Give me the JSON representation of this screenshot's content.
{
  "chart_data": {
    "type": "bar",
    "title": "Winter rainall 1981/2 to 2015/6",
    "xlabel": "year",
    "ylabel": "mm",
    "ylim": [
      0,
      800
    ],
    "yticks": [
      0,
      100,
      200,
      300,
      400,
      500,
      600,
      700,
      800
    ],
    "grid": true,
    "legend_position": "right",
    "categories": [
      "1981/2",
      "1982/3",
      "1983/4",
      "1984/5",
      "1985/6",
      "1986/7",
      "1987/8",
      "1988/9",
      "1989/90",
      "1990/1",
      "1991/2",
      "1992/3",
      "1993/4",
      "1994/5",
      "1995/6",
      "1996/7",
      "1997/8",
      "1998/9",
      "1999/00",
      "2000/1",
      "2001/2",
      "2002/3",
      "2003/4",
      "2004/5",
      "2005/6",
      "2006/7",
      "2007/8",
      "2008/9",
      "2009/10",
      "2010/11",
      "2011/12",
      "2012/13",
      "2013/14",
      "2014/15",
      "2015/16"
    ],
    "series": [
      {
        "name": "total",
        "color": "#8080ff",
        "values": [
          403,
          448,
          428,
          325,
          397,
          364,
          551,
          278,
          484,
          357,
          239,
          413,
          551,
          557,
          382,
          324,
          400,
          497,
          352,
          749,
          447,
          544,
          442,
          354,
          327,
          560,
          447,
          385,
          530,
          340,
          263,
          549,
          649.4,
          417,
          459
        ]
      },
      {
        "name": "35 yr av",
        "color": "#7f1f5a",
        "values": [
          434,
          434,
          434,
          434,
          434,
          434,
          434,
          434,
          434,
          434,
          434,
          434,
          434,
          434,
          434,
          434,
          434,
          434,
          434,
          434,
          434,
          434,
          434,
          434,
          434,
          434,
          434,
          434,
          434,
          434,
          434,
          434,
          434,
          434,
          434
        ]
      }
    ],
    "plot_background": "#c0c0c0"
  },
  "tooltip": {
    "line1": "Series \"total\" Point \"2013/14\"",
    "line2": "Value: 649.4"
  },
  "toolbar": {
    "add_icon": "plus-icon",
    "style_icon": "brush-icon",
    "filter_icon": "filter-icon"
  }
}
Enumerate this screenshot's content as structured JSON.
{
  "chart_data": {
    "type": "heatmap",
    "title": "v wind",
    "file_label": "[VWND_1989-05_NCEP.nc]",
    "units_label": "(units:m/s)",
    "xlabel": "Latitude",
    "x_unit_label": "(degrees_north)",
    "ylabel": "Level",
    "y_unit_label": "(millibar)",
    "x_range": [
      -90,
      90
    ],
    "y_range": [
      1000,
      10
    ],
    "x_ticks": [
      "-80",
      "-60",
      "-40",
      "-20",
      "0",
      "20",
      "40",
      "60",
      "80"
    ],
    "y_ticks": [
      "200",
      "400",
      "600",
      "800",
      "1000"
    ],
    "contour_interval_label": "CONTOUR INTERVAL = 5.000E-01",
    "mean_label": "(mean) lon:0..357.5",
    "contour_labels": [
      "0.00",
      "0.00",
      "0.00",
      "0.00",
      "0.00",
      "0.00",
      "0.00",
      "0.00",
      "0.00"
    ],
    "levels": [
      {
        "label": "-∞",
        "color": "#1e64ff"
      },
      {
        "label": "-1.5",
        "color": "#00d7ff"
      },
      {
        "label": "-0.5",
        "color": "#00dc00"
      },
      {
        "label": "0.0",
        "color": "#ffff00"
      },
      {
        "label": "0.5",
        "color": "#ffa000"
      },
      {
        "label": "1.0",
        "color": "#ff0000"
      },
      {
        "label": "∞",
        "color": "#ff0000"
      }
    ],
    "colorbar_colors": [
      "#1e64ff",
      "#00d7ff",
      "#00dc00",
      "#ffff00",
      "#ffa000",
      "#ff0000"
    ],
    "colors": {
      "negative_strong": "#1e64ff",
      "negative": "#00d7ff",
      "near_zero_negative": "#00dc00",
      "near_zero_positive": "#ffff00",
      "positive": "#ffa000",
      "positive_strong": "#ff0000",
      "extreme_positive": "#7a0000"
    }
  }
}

▶ TASK DETAILS:
Go through the records and pull out each line that includes the word "total".

▶ ANSWER IN FULL:
        "name": "total",
    "line1": "Series \"total\" Point \"2013/14\"",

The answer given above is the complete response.